◆ Given problem ◆
Images are excluded; otherwise, output every record exactly.

++++ Raw data

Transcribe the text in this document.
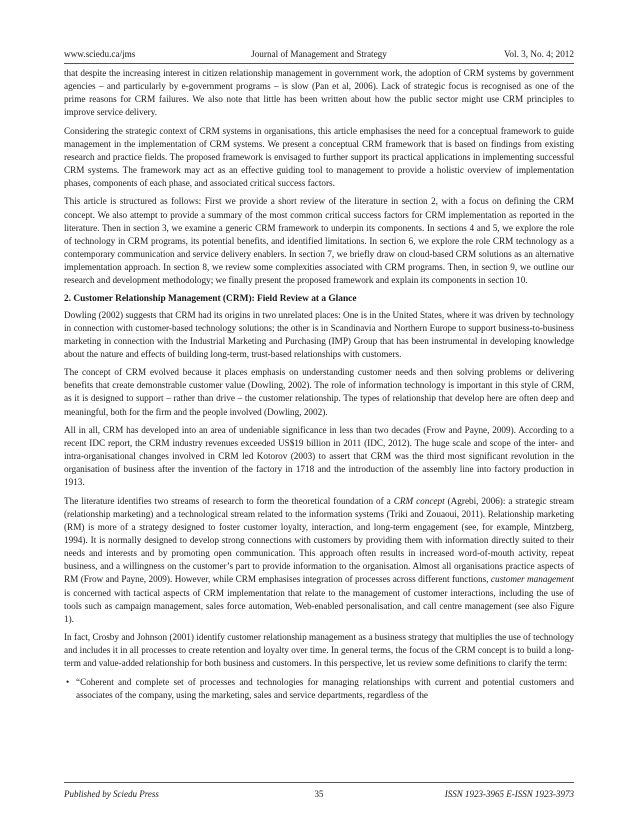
www.sciedu.ca/jms	Journal of Management and Strategy	Vol. 3, No. 4; 2012

that despite the increasing interest in citizen relationship management in government work, the adoption of CRM systems by government agencies – and particularly by e-government programs – is slow (Pan et al, 2006). Lack of strategic focus is recognised as one of the prime reasons for CRM failures. We also note that little has been written about how the public sector might use CRM principles to improve service delivery.

Considering the strategic context of CRM systems in organisations, this article emphasises the need for a conceptual framework to guide management in the implementation of CRM systems. We present a conceptual CRM framework that is based on findings from existing research and practice fields. The proposed framework is envisaged to further support its practical applications in implementing successful CRM systems. The framework may act as an effective guiding tool to management to provide a holistic overview of implementation phases, components of each phase, and associated critical success factors.

This article is structured as follows: First we provide a short review of the literature in section 2, with a focus on defining the CRM concept. We also attempt to provide a summary of the most common critical success factors for CRM implementation as reported in the literature. Then in section 3, we examine a generic CRM framework to underpin its components. In sections 4 and 5, we explore the role of technology in CRM programs, its potential benefits, and identified limitations. In section 6, we explore the role CRM technology as a contemporary communication and service delivery enablers. In section 7, we briefly draw on cloud-based CRM solutions as an alternative implementation approach. In section 8, we review some complexities associated with CRM programs. Then, in section 9, we outline our research and development methodology; we finally present the proposed framework and explain its components in section 10.

2. Customer Relationship Management (CRM): Field Review at a Glance

Dowling (2002) suggests that CRM had its origins in two unrelated places: One is in the United States, where it was driven by technology in connection with customer-based technology solutions; the other is in Scandinavia and Northern Europe to support business-to-business marketing in connection with the Industrial Marketing and Purchasing (IMP) Group that has been instrumental in developing knowledge about the nature and effects of building long-term, trust-based relationships with customers.

The concept of CRM evolved because it places emphasis on understanding customer needs and then solving problems or delivering benefits that create demonstrable customer value (Dowling, 2002). The role of information technology is important in this style of CRM, as it is designed to support – rather than drive – the customer relationship. The types of relationship that develop here are often deep and meaningful, both for the firm and the people involved (Dowling, 2002).

All in all, CRM has developed into an area of undeniable significance in less than two decades (Frow and Payne, 2009). According to a recent IDC report, the CRM industry revenues exceeded US$19 billion in 2011 (IDC, 2012). The huge scale and scope of the inter- and intra-organisational changes involved in CRM led Kotorov (2003) to assert that CRM was the third most significant revolution in the organisation of business after the invention of the factory in 1718 and the introduction of the assembly line into factory production in 1913.

The literature identifies two streams of research to form the theoretical foundation of a CRM concept (Agrebi, 2006): a strategic stream (relationship marketing) and a technological stream related to the information systems (Triki and Zouaoui, 2011). Relationship marketing (RM) is more of a strategy designed to foster customer loyalty, interaction, and long-term engagement (see, for example, Mintzberg, 1994). It is normally designed to develop strong connections with customers by providing them with information directly suited to their needs and interests and by promoting open communication. This approach often results in increased word-of-mouth activity, repeat business, and a willingness on the customer’s part to provide information to the organisation. Almost all organisations practice aspects of RM (Frow and Payne, 2009). However, while CRM emphasises integration of processes across different functions, customer management is concerned with tactical aspects of CRM implementation that relate to the management of customer interactions, including the use of tools such as campaign management, sales force automation, Web-enabled personalisation, and call centre management (see also Figure 1).

In fact, Crosby and Johnson (2001) identify customer relationship management as a business strategy that multiplies the use of technology and includes it in all processes to create retention and loyalty over time. In general terms, the focus of the CRM concept is to build a long-term and value-added relationship for both business and customers. In this perspective, let us review some definitions to clarify the term:

• “Coherent and complete set of processes and technologies for managing relationships with current and potential customers and associates of the company, using the marketing, sales and service departments, regardless of the
Published by Sciedu Press	35	ISSN 1923-3965 E-ISSN 1923-3973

++++++++

◆ Output ◆
Transcribe the text in this document.
www.sciedu.ca/jms	Journal of Management and Strategy	Vol. 3, No. 4; 2012

that despite the increasing interest in citizen relationship management in government work, the adoption of CRM systems by government agencies – and particularly by e-government programs – is slow (Pan et al, 2006). Lack of strategic focus is recognised as one of the prime reasons for CRM failures. We also note that little has been written about how the public sector might use CRM principles to improve service delivery.

Considering the strategic context of CRM systems in organisations, this article emphasises the need for a conceptual framework to guide management in the implementation of CRM systems. We present a conceptual CRM framework that is based on findings from existing research and practice fields. The proposed framework is envisaged to further support its practical applications in implementing successful CRM systems. The framework may act as an effective guiding tool to management to provide a holistic overview of implementation phases, components of each phase, and associated critical success factors.

This article is structured as follows: First we provide a short review of the literature in section 2, with a focus on defining the CRM concept. We also attempt to provide a summary of the most common critical success factors for CRM implementation as reported in the literature. Then in section 3, we examine a generic CRM framework to underpin its components. In sections 4 and 5, we explore the role of technology in CRM programs, its potential benefits, and identified limitations. In section 6, we explore the role CRM technology as a contemporary communication and service delivery enablers. In section 7, we briefly draw on cloud-based CRM solutions as an alternative implementation approach. In section 8, we review some complexities associated with CRM programs. Then, in section 9, we outline our research and development methodology; we finally present the proposed framework and explain its components in section 10.

2. Customer Relationship Management (CRM): Field Review at a Glance

Dowling (2002) suggests that CRM had its origins in two unrelated places: One is in the United States, where it was driven by technology in connection with customer-based technology solutions; the other is in Scandinavia and Northern Europe to support business-to-business marketing in connection with the Industrial Marketing and Purchasing (IMP) Group that has been instrumental in developing knowledge about the nature and effects of building long-term, trust-based relationships with customers.

The concept of CRM evolved because it places emphasis on understanding customer needs and then solving problems or delivering benefits that create demonstrable customer value (Dowling, 2002). The role of information technology is important in this style of CRM, as it is designed to support – rather than drive – the customer relationship. The types of relationship that develop here are often deep and meaningful, both for the firm and the people involved (Dowling, 2002).

All in all, CRM has developed into an area of undeniable significance in less than two decades (Frow and Payne, 2009). According to a recent IDC report, the CRM industry revenues exceeded US$19 billion in 2011 (IDC, 2012). The huge scale and scope of the inter- and intra-organisational changes involved in CRM led Kotorov (2003) to assert that CRM was the third most significant revolution in the organisation of business after the invention of the factory in 1718 and the introduction of the assembly line into factory production in 1913.

The literature identifies two streams of research to form the theoretical foundation of a CRM concept (Agrebi, 2006): a strategic stream (relationship marketing) and a technological stream related to the information systems (Triki and Zouaoui, 2011). Relationship marketing (RM) is more of a strategy designed to foster customer loyalty, interaction, and long-term engagement (see, for example, Mintzberg, 1994). It is normally designed to develop strong connections with customers by providing them with information directly suited to their needs and interests and by promoting open communication. This approach often results in increased word-of-mouth activity, repeat business, and a willingness on the customer’s part to provide information to the organisation. Almost all organisations practice aspects of RM (Frow and Payne, 2009). However, while CRM emphasises integration of processes across different functions, customer management is concerned with tactical aspects of CRM implementation that relate to the management of customer interactions, including the use of tools such as campaign management, sales force automation, Web-enabled personalisation, and call centre management (see also Figure 1).

In fact, Crosby and Johnson (2001) identify customer relationship management as a business strategy that multiplies the use of technology and includes it in all processes to create retention and loyalty over time. In general terms, the focus of the CRM concept is to build a long-term and value-added relationship for both business and customers. In this perspective, let us review some definitions to clarify the term:

• “Coherent and complete set of processes and technologies for managing relationships with current and potential customers and associates of the company, using the marketing, sales and service departments, regardless of the
Published by Sciedu Press	35	ISSN 1923-3965 E-ISSN 1923-3973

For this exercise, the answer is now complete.